* [Material for this exercise]
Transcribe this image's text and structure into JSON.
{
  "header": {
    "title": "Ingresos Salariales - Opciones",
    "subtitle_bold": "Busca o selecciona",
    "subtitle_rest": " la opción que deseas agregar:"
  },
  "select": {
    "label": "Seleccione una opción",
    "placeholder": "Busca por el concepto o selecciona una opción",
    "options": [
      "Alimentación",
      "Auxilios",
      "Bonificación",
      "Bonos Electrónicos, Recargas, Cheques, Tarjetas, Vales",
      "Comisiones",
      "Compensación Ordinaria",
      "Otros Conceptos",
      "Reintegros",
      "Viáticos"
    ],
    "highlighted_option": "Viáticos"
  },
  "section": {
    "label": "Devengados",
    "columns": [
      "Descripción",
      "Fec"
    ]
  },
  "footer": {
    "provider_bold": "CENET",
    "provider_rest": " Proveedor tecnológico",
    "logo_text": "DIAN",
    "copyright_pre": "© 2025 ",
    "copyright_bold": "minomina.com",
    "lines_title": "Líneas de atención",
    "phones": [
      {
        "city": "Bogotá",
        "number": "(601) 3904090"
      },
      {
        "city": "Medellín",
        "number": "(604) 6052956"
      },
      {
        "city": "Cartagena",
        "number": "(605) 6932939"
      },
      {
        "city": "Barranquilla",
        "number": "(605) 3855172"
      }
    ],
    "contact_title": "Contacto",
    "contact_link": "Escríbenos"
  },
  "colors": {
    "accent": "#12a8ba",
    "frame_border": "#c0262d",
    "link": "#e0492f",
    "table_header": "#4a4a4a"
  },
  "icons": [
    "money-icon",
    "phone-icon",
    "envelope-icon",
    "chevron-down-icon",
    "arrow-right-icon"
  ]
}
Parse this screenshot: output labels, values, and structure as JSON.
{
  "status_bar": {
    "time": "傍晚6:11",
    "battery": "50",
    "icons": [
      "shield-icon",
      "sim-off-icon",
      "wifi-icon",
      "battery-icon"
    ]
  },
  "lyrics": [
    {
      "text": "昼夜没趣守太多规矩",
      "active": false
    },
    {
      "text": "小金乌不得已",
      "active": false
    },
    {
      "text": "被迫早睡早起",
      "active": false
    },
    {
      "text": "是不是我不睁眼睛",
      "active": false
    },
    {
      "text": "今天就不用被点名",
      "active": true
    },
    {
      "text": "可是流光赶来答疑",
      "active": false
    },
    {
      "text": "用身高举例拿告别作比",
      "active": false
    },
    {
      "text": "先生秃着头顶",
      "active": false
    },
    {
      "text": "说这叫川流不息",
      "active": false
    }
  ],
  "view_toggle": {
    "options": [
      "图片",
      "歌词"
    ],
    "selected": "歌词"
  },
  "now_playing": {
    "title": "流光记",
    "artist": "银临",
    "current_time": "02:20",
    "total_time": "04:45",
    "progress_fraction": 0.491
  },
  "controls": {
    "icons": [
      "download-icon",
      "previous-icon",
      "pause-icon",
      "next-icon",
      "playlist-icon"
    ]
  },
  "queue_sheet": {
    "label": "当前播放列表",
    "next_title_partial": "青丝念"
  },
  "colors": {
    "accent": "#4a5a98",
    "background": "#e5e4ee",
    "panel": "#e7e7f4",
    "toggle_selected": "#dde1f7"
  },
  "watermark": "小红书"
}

* [Task requirements] Write out every line of the data that holds the word "Busca".

* [Response to the task]
    "subtitle_bold": "Busca o selecciona",
    "placeholder": "Busca por el concepto o selecciona una opción",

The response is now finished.